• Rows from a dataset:
□ □ □ □ □ □ □

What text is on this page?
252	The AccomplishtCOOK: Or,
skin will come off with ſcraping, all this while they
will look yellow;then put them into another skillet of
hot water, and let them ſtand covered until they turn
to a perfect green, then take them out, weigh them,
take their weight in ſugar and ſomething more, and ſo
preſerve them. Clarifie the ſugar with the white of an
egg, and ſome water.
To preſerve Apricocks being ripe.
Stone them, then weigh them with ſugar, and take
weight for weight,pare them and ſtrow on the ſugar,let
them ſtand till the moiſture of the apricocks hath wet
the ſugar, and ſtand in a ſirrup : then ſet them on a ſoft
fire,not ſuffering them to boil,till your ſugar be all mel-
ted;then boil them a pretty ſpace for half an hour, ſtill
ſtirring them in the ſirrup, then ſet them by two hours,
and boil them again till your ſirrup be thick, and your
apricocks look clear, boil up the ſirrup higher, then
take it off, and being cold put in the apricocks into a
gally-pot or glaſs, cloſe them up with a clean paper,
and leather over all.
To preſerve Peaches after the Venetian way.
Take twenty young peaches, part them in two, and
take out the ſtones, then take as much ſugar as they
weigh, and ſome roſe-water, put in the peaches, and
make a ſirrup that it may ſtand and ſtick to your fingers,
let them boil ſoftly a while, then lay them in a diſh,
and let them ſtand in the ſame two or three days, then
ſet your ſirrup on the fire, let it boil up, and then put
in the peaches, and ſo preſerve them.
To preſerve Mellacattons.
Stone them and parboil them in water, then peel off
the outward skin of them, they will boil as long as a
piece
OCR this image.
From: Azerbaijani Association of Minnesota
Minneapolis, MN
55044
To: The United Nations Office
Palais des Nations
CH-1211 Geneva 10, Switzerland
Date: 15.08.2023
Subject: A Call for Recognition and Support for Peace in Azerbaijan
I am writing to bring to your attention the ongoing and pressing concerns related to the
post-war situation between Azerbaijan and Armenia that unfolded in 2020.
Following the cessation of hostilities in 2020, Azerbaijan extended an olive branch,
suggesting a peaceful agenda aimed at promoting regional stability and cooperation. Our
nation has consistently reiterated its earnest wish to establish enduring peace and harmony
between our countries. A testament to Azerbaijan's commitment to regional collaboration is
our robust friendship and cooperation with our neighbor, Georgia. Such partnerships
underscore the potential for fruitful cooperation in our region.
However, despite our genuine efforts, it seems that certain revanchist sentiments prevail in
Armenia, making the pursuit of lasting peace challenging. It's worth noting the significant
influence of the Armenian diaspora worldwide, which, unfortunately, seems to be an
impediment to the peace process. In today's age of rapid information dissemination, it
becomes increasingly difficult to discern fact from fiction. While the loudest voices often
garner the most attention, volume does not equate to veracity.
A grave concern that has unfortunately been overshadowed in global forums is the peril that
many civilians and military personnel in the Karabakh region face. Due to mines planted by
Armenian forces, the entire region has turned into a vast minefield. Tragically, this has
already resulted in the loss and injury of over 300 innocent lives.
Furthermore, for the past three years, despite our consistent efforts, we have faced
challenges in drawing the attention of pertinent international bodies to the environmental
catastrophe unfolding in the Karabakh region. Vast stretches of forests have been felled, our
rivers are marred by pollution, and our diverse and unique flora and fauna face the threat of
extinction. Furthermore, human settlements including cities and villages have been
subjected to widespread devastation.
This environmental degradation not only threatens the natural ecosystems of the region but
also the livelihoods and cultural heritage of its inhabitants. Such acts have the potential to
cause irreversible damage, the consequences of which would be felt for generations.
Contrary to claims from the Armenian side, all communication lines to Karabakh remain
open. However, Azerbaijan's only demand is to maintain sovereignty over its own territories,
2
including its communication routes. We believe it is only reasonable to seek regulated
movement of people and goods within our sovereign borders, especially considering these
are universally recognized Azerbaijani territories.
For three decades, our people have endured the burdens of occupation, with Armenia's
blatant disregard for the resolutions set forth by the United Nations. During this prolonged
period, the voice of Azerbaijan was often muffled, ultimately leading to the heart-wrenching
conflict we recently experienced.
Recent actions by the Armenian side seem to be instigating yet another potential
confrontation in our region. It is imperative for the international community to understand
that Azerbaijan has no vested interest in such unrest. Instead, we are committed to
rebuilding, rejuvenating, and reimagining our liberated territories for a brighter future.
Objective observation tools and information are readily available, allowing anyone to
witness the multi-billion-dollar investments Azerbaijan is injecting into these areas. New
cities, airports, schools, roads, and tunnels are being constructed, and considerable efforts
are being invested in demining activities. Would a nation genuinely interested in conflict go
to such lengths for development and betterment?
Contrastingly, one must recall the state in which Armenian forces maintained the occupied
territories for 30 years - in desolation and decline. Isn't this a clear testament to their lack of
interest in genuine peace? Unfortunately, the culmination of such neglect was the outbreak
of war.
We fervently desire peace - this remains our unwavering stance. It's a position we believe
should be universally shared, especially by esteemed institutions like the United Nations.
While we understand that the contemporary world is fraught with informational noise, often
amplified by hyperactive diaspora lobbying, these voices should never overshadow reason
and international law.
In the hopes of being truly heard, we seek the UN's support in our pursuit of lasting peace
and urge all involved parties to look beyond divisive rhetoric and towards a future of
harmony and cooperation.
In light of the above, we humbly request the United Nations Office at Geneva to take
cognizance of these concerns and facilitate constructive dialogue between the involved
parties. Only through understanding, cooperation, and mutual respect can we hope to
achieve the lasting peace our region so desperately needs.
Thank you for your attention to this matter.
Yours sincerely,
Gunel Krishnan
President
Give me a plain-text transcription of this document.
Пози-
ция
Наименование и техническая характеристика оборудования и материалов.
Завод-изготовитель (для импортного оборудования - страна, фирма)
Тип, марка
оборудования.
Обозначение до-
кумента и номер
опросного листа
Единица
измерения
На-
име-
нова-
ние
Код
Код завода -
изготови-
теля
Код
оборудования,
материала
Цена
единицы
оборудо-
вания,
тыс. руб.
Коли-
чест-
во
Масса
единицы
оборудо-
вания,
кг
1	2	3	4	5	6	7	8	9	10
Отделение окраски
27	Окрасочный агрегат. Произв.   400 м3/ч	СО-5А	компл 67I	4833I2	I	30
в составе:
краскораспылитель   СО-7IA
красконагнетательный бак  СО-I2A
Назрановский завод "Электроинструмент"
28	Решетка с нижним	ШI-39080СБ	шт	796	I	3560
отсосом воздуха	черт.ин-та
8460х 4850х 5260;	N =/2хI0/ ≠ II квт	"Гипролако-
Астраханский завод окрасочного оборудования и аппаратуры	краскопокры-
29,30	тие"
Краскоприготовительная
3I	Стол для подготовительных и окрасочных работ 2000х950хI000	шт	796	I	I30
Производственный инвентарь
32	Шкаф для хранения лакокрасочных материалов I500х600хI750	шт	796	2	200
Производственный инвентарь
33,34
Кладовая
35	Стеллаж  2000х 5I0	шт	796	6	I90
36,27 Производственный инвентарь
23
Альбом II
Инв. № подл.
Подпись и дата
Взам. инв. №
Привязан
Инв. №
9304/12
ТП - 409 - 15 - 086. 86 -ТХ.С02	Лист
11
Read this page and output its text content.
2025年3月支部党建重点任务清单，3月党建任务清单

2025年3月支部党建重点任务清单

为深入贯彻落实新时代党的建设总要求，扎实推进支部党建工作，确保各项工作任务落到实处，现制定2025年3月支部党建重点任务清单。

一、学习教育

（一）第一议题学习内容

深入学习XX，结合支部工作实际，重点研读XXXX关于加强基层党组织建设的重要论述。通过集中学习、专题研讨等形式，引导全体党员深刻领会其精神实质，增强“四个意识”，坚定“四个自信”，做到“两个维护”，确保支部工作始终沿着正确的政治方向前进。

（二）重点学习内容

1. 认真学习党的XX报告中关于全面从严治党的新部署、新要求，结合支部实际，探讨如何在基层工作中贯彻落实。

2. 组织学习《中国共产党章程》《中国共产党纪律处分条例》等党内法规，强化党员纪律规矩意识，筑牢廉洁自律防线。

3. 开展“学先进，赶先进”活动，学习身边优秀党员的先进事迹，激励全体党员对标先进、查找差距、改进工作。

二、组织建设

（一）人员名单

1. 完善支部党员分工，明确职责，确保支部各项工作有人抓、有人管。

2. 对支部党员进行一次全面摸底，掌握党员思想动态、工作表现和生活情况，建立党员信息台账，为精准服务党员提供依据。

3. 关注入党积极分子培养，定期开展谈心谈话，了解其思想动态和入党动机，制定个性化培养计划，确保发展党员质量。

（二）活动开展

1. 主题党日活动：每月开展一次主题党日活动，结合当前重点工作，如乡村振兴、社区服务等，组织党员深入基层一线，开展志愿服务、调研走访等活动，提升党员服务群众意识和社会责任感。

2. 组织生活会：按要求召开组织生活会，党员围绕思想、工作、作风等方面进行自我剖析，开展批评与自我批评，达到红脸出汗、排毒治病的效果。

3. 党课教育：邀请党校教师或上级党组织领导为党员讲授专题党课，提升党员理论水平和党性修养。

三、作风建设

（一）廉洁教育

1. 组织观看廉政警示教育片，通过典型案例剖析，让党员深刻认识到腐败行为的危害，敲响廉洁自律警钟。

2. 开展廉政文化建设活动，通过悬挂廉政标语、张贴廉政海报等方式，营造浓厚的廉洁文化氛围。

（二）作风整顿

□ □ □ □ □ □ □

• JOB:
Go through the listing above and locate each line that holds the word "Nations". Copy those lines.

• FULL OUTPUT:
To: The United Nations Office
Palais des Nations
blatant disregard for the resolutions set forth by the United Nations. During this prolonged
should be universally shared, especially by esteemed institutions like the United Nations.
In light of the above, we humbly request the United Nations Office at Geneva to take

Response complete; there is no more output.